(Figure record extracts)
○ ○ ○ ○ ○ ○ ○

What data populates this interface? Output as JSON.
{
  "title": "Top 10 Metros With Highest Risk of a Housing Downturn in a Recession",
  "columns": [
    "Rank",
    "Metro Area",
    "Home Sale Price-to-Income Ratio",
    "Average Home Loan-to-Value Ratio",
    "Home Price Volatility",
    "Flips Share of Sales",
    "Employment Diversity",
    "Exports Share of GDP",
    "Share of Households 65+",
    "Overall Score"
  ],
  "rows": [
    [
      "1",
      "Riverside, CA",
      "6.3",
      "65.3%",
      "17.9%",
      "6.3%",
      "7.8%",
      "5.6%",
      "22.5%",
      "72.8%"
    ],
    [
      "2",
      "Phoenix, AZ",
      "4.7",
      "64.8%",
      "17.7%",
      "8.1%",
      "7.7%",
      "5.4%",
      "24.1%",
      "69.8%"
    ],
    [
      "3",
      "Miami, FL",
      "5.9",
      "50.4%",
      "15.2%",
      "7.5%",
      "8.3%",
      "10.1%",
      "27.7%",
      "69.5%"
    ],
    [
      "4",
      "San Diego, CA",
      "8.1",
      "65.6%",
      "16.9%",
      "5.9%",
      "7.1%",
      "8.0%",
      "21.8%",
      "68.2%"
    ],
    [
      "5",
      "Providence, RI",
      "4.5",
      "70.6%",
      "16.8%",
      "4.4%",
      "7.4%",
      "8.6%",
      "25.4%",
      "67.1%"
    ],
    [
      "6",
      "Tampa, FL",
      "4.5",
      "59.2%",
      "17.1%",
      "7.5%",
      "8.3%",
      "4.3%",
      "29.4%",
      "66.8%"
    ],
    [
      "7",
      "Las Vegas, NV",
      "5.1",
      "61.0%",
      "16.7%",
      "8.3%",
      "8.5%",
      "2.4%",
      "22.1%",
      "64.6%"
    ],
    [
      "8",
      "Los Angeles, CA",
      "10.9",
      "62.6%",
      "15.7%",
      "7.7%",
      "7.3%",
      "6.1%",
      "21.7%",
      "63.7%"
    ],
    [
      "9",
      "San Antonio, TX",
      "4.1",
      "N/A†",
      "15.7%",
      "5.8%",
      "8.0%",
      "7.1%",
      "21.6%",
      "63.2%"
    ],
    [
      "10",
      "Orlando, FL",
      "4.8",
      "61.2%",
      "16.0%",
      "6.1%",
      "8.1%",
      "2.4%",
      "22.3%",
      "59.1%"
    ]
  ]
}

○ ○ ○ ○ ○ ○ ○

Directions: Look through the entries and work out how many lines have the word "Ratio" in them; reply with that number only.

Answer to the task: 2